**RECORDS FOR THE EXERCISE:**
☆ ☆ ☆

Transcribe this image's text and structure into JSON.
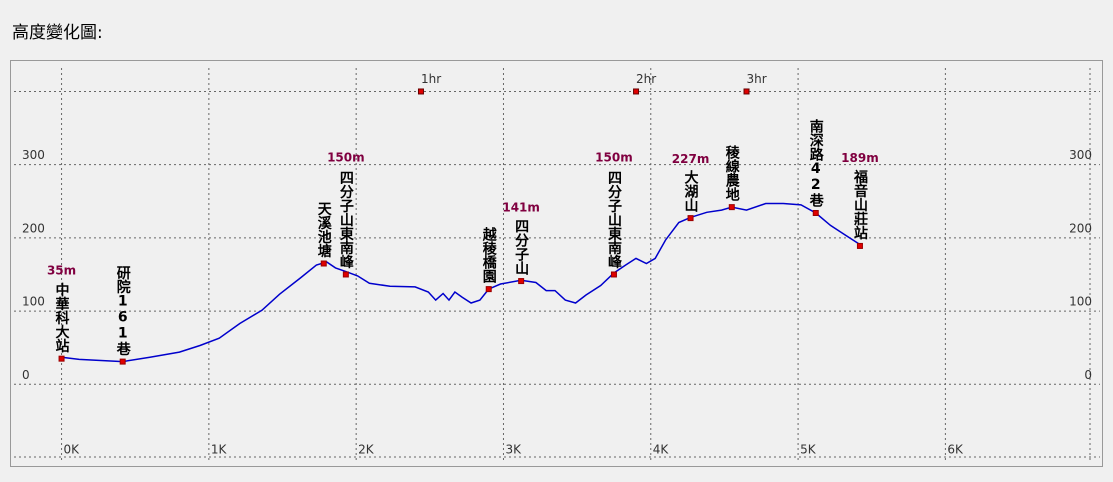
{
  "chart_data": {
    "type": "elevation-profile",
    "title": "高度變化圖:",
    "xlim": [
      -0.35,
      7.07
    ],
    "ylim": [
      -113,
      443
    ],
    "xticks": [
      {
        "value": 0,
        "label": "0K"
      },
      {
        "value": 1,
        "label": "1K"
      },
      {
        "value": 2,
        "label": "2K"
      },
      {
        "value": 3,
        "label": "3K"
      },
      {
        "value": 4,
        "label": "4K"
      },
      {
        "value": 5,
        "label": "5K"
      },
      {
        "value": 6,
        "label": "6K"
      }
    ],
    "yticks": [
      0,
      100,
      200,
      300
    ],
    "grid": true,
    "color": "#0000cc",
    "marker_color": "#e00000",
    "label_color": "#800040",
    "profile": {
      "x": [
        0,
        0.12,
        0.415,
        0.6,
        0.8,
        0.94,
        1.07,
        1.21,
        1.36,
        1.48,
        1.62,
        1.73,
        1.8,
        1.86,
        1.93,
        2.01,
        2.09,
        2.23,
        2.4,
        2.49,
        2.54,
        2.59,
        2.63,
        2.67,
        2.72,
        2.78,
        2.84,
        2.9,
        2.98,
        3.12,
        3.22,
        3.29,
        3.35,
        3.42,
        3.49,
        3.56,
        3.66,
        3.75,
        3.83,
        3.9,
        3.97,
        4.03,
        4.1,
        4.19,
        4.27,
        4.38,
        4.48,
        4.55,
        4.65,
        4.78,
        4.9,
        5.02,
        5.12,
        5.22,
        5.32,
        5.42
      ],
      "elevation": [
        37,
        34,
        31,
        37,
        44,
        53,
        63,
        83,
        101,
        123,
        145,
        163,
        167,
        159,
        154,
        148,
        138,
        134,
        133,
        126,
        115,
        124,
        115,
        126,
        119,
        111,
        115,
        130,
        137,
        142,
        139,
        128,
        128,
        115,
        111,
        122,
        135,
        152,
        163,
        172,
        165,
        172,
        197,
        221,
        228,
        235,
        238,
        242,
        238,
        247,
        247,
        245,
        234,
        217,
        204,
        191
      ]
    },
    "waypoints": {
      "names": [
        "中華科大站",
        "研院161巷",
        "天溪池塘",
        "四分子山東南峰",
        "越稜橋園",
        "四分子山",
        "四分子山東南峰",
        "大湖山",
        "稜線農地",
        "南深路42巷",
        "福音山莊站"
      ],
      "x": [
        0,
        0.415,
        1.78,
        1.93,
        2.9,
        3.12,
        3.75,
        4.27,
        4.55,
        5.12,
        5.42
      ],
      "elevations": [
        35,
        31,
        165,
        150,
        130,
        141,
        150,
        227,
        242,
        234,
        189
      ],
      "elevation_labels": [
        "35m",
        null,
        null,
        "150m",
        null,
        "141m",
        "150m",
        "227m",
        null,
        null,
        "189m"
      ]
    },
    "time_markers": {
      "x": [
        2.44,
        3.9,
        4.65
      ],
      "labels": [
        "1hr",
        "2hr",
        "3hr"
      ],
      "elevation": 400
    }
  }
}
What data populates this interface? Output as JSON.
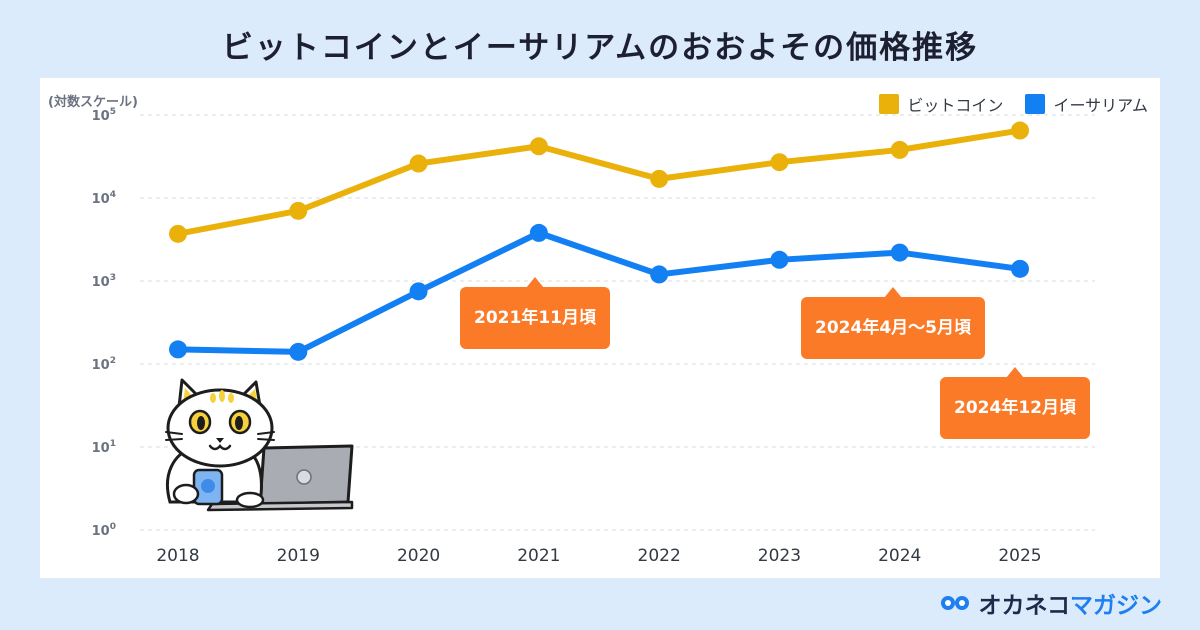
{
  "title": "ビットコインとイーサリアムのおおよその価格推移",
  "chart_data": {
    "type": "line",
    "scale_note": "(対数スケール)",
    "y_scale": "log",
    "ylim": [
      1,
      100000
    ],
    "y_ticks": [
      {
        "value": 1,
        "base": "10",
        "exp": "0"
      },
      {
        "value": 10,
        "base": "10",
        "exp": "1"
      },
      {
        "value": 100,
        "base": "10",
        "exp": "2"
      },
      {
        "value": 1000,
        "base": "10",
        "exp": "3"
      },
      {
        "value": 10000,
        "base": "10",
        "exp": "4"
      },
      {
        "value": 100000,
        "base": "10",
        "exp": "5"
      }
    ],
    "x": [
      "2018",
      "2019",
      "2020",
      "2021",
      "2022",
      "2023",
      "2024",
      "2025"
    ],
    "grid": "horizontal-dashed",
    "legend_position": "top-right",
    "series": [
      {
        "name": "ビットコイン",
        "color": "#eab10b",
        "values": [
          3700,
          7000,
          26000,
          42000,
          17000,
          27000,
          38000,
          65000
        ]
      },
      {
        "name": "イーサリアム",
        "color": "#127ff2",
        "values": [
          150,
          140,
          750,
          3800,
          1200,
          1800,
          2200,
          1400
        ]
      }
    ],
    "annotations": [
      {
        "text": "2021年11月頃",
        "x": "2021"
      },
      {
        "text": "2024年4月〜5月頃",
        "x": "2024"
      },
      {
        "text": "2024年12月頃",
        "x": "2025"
      }
    ]
  },
  "brand": {
    "part1": "オカネコ",
    "part2": "マガジン"
  },
  "colors": {
    "background": "#dcebfb",
    "callout": "#fb7a27",
    "brand_blue": "#1e7ff0"
  }
}
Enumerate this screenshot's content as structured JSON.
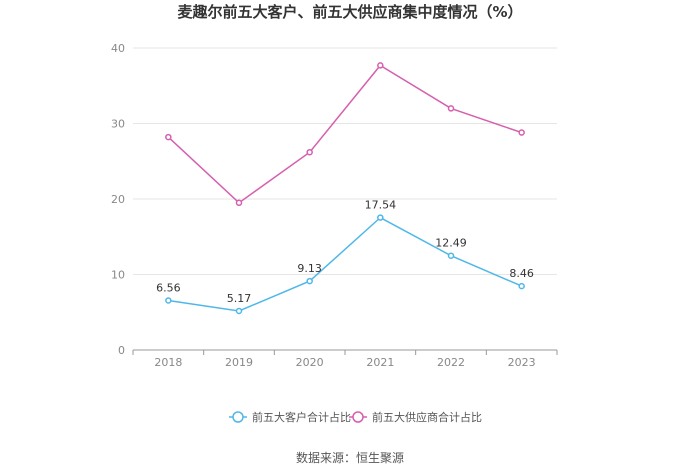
{
  "chart_data": {
    "type": "line",
    "title": "麦趣尔前五大客户、前五大供应商集中度情况（%）",
    "x": [
      "2018",
      "2019",
      "2020",
      "2021",
      "2022",
      "2023"
    ],
    "ylim": [
      0,
      40
    ],
    "yticks": [
      "0",
      "10",
      "20",
      "30",
      "40"
    ],
    "grid": true,
    "legend_position": "bottom",
    "series": [
      {
        "name": "前五大客户合计占比",
        "values": [
          6.56,
          5.17,
          9.13,
          17.54,
          12.49,
          8.46
        ],
        "labels": [
          "6.56",
          "5.17",
          "9.13",
          "17.54",
          "12.49",
          "8.46"
        ],
        "color": "#4fb8e8"
      },
      {
        "name": "前五大供应商合计占比",
        "values": [
          28.2,
          19.5,
          26.2,
          37.7,
          32.0,
          28.8
        ],
        "color": "#d65fae"
      }
    ],
    "source": "数据来源：恒生聚源"
  }
}
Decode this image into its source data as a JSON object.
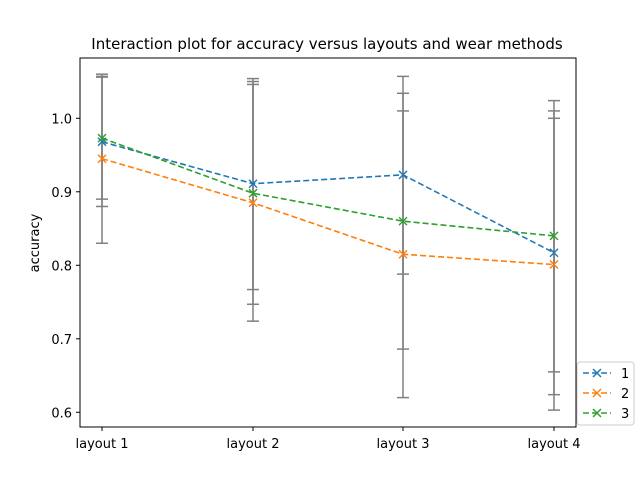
{
  "chart_data": {
    "type": "line",
    "title": "Interaction plot for accuracy versus layouts and wear methods",
    "xlabel": "",
    "ylabel": "accuracy",
    "categories": [
      "layout 1",
      "layout 2",
      "layout 3",
      "layout 4"
    ],
    "ylim": [
      0.58,
      1.082
    ],
    "yticks": [
      0.6,
      0.7,
      0.8,
      0.9,
      1.0
    ],
    "ytick_labels": [
      "0.6",
      "0.7",
      "0.8",
      "0.9",
      "1.0"
    ],
    "errorbar_color": "#808080",
    "legend_location": "lower-right (outside axes)",
    "series": [
      {
        "name": "1",
        "color": "#1f77b4",
        "values": [
          0.968,
          0.911,
          0.923,
          0.817
        ],
        "err_low": [
          0.88,
          0.767,
          0.788,
          0.624
        ],
        "err_high": [
          1.057,
          1.054,
          1.057,
          1.01
        ]
      },
      {
        "name": "2",
        "color": "#ff7f0e",
        "values": [
          0.945,
          0.885,
          0.815,
          0.801
        ],
        "err_low": [
          0.83,
          0.724,
          0.62,
          0.603
        ],
        "err_high": [
          1.06,
          1.046,
          1.01,
          1.0
        ]
      },
      {
        "name": "3",
        "color": "#2ca02c",
        "values": [
          0.973,
          0.898,
          0.86,
          0.84
        ],
        "err_low": [
          0.89,
          0.747,
          0.686,
          0.655
        ],
        "err_high": [
          1.056,
          1.05,
          1.034,
          1.024
        ]
      }
    ]
  }
}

☆ ☆ ☆

**REQUIREMENT:** Only a number is wanted: how many lines contain the word "JSON"?

**TASK RESULT:** 4